_TASK_. In the data below, find every line that has the string "Close", and copy it.

··· LISTED RECORDS ···

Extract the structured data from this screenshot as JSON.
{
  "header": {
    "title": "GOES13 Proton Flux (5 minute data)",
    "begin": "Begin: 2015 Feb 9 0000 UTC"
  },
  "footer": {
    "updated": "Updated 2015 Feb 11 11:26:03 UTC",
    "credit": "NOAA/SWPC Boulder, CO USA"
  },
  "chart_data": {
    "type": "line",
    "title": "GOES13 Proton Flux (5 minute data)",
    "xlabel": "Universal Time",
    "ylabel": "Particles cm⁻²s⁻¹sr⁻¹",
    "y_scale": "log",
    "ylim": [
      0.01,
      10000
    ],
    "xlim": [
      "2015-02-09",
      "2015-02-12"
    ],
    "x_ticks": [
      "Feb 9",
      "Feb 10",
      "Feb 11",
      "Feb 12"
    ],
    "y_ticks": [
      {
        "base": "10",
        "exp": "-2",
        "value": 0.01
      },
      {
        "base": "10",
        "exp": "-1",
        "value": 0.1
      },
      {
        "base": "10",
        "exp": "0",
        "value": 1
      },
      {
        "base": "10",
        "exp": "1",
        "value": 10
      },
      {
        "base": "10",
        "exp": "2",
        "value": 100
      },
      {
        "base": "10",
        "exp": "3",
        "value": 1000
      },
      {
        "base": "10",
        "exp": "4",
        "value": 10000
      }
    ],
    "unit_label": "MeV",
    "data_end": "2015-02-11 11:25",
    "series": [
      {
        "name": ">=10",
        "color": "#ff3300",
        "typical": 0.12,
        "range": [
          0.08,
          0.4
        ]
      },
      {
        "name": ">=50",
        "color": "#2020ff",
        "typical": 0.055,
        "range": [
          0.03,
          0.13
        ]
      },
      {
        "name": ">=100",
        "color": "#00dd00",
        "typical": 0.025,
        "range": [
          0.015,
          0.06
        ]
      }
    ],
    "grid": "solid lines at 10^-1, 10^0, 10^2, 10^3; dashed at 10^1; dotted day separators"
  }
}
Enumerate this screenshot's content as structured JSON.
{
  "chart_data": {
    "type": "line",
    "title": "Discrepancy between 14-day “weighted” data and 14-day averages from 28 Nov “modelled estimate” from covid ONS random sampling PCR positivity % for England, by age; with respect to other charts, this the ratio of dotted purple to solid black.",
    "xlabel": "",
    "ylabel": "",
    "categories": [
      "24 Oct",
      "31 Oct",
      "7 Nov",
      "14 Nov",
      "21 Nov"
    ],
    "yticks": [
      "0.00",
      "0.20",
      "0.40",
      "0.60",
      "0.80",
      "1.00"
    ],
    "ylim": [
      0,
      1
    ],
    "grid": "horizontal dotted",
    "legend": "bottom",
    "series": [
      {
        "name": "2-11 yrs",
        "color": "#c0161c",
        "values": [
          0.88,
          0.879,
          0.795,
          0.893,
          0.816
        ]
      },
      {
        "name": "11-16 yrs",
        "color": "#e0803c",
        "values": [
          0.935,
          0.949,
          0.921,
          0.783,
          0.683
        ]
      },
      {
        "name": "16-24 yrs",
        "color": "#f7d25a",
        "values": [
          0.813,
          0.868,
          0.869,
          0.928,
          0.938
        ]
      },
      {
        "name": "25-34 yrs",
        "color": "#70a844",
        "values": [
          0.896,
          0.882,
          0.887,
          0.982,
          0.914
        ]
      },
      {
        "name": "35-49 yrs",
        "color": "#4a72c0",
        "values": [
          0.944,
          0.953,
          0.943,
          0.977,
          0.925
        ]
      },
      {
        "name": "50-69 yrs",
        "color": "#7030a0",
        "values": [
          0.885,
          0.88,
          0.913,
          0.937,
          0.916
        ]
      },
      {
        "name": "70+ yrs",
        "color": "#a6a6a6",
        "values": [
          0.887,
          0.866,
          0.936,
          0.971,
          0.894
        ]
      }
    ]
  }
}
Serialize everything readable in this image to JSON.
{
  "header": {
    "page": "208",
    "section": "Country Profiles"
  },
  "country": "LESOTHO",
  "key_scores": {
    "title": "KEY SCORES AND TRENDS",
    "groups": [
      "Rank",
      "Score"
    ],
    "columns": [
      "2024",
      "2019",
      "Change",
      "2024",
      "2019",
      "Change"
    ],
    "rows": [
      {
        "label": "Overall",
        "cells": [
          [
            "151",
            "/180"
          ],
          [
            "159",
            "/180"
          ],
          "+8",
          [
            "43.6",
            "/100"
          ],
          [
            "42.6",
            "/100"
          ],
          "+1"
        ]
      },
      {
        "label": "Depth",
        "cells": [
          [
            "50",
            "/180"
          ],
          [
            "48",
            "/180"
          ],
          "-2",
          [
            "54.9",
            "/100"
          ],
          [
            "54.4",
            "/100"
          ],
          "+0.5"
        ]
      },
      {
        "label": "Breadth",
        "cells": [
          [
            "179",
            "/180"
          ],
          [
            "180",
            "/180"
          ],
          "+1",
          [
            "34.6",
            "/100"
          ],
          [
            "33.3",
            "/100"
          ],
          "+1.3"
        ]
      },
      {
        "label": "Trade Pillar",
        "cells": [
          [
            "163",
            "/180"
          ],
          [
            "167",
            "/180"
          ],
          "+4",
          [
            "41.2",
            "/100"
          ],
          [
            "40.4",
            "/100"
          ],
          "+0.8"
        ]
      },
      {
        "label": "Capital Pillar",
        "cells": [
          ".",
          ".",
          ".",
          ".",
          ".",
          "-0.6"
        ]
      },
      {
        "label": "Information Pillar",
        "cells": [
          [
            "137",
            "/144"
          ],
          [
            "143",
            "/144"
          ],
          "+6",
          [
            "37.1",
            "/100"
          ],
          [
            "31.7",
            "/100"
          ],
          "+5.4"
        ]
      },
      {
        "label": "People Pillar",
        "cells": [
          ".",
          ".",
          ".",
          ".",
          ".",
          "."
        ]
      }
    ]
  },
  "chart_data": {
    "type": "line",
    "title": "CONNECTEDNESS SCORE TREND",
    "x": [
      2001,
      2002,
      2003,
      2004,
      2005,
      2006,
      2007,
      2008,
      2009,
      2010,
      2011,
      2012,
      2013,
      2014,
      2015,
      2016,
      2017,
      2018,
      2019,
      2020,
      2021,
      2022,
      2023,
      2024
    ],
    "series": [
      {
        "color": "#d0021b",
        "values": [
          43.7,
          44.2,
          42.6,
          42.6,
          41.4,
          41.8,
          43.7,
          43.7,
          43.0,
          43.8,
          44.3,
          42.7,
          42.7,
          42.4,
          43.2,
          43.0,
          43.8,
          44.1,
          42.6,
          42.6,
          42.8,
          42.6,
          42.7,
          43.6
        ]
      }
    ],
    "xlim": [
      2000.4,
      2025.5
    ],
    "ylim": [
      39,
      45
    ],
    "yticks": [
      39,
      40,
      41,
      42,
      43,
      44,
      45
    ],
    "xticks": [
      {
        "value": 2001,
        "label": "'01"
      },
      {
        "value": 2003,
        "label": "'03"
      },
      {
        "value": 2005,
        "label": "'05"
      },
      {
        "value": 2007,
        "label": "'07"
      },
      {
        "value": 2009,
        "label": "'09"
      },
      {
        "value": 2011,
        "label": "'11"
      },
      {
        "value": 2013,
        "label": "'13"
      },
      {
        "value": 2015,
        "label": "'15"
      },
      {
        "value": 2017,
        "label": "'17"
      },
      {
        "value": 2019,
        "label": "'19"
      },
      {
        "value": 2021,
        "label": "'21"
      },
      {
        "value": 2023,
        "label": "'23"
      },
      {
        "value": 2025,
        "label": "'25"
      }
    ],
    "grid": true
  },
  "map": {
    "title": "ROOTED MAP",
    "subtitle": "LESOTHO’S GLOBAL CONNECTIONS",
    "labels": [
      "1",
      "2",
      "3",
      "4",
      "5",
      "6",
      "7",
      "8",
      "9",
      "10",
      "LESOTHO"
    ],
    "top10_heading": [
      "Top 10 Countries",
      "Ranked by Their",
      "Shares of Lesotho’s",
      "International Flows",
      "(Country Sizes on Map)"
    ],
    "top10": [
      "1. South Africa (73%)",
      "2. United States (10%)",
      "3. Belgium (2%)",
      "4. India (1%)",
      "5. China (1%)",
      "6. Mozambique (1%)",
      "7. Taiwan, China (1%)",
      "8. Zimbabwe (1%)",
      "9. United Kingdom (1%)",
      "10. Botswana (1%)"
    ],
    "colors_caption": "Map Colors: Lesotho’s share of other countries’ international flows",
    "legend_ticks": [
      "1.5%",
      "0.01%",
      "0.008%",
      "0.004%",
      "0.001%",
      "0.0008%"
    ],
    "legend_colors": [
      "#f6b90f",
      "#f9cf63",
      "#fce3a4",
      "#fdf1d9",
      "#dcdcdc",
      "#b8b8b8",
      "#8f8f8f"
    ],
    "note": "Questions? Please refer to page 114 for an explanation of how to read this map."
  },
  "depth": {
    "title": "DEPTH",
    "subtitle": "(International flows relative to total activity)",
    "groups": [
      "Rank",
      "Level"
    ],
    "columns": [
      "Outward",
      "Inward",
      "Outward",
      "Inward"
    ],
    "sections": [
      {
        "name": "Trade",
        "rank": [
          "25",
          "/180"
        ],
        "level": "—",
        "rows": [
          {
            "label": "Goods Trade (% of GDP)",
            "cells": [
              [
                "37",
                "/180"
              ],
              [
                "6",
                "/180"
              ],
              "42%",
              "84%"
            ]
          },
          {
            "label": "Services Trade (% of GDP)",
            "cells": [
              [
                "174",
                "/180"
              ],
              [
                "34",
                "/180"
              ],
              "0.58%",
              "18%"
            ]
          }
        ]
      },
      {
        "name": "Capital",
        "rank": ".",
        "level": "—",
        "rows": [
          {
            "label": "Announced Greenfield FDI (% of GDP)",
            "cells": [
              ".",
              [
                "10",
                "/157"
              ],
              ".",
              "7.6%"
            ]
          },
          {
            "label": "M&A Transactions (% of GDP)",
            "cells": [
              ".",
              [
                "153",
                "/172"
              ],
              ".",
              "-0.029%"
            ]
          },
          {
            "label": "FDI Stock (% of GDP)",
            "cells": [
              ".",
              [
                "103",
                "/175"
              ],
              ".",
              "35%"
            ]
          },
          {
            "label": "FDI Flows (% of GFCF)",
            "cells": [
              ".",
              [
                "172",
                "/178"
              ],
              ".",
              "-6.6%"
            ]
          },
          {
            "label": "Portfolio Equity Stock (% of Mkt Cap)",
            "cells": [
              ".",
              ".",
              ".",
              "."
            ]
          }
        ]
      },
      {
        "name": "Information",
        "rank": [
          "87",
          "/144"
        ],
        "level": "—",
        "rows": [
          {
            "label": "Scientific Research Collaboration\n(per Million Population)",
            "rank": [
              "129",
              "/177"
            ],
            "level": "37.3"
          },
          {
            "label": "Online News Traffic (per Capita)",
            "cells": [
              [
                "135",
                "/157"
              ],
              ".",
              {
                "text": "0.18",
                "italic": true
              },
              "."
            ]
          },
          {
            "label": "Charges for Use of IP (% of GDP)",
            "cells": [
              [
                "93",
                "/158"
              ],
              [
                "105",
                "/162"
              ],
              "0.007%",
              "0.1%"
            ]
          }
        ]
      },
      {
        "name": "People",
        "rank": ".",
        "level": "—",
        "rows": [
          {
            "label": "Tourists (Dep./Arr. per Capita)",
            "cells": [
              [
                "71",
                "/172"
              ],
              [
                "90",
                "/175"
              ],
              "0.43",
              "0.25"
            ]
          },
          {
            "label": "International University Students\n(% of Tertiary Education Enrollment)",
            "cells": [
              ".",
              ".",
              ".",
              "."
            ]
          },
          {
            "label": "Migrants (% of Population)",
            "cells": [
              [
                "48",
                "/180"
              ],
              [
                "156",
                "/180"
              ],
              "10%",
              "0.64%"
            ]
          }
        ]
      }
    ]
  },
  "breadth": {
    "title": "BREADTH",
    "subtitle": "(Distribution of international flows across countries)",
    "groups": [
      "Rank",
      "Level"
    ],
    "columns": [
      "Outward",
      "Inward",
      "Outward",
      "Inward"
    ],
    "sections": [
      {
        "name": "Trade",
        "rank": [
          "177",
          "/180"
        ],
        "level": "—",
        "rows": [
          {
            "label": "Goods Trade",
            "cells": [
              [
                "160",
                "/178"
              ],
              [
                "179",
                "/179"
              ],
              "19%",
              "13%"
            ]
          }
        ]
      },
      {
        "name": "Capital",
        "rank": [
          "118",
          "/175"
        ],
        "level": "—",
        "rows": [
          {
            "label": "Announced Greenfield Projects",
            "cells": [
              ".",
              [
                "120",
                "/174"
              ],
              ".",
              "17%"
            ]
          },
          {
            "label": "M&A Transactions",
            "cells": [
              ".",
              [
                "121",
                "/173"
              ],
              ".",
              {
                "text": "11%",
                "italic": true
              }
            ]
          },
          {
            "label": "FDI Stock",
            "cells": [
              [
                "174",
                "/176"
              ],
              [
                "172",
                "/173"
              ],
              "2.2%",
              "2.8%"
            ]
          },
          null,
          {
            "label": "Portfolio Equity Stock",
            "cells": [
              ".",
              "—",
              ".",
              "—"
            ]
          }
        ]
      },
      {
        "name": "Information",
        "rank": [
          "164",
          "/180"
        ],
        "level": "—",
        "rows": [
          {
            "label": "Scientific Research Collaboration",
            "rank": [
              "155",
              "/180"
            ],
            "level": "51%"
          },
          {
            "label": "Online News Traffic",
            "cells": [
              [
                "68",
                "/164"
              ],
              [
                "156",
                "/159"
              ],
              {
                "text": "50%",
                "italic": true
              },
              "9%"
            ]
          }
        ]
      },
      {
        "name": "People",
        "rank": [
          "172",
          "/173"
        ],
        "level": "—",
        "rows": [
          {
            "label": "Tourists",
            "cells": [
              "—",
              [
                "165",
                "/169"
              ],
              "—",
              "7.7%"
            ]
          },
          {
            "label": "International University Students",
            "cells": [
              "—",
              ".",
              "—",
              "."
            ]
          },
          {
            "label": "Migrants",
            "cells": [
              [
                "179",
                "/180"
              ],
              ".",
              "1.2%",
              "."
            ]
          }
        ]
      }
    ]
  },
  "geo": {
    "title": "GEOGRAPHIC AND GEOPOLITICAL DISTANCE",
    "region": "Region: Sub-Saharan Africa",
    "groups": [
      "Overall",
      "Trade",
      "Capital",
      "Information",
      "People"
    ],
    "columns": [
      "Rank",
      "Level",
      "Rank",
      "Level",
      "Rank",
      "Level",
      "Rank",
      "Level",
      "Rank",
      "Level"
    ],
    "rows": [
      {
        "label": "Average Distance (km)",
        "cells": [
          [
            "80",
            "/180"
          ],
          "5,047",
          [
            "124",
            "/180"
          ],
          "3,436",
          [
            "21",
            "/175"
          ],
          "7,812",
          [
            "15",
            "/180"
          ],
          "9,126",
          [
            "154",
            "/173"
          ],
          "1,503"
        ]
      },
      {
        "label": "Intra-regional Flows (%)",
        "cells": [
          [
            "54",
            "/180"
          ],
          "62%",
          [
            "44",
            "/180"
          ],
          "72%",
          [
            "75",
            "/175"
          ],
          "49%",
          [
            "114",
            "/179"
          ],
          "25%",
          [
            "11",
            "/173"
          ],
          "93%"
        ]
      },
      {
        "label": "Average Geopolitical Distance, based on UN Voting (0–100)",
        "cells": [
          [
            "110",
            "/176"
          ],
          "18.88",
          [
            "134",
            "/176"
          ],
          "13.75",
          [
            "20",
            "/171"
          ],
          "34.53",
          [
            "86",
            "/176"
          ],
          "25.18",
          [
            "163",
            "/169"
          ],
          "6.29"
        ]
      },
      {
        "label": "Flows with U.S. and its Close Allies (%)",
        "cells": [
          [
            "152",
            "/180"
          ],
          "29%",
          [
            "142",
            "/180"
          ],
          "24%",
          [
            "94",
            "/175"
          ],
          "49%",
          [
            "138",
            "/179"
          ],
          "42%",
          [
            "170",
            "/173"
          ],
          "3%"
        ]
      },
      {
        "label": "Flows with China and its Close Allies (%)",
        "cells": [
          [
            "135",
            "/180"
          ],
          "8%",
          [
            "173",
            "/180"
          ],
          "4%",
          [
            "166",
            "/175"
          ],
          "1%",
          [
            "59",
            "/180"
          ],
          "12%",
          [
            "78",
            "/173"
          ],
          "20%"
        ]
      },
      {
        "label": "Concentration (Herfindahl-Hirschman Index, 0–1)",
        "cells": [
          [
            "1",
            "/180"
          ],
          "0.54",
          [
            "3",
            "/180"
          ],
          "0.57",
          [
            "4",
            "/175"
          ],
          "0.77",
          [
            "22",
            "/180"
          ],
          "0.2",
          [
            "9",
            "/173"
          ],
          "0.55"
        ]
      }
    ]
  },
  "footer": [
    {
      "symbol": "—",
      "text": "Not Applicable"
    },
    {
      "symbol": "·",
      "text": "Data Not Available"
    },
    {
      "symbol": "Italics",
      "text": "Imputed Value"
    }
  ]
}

···

_WRITTEN SOLUTION_.
        "label": "Flows with U.S. and its Close Allies (%)",
        "label": "Flows with China and its Close Allies (%)",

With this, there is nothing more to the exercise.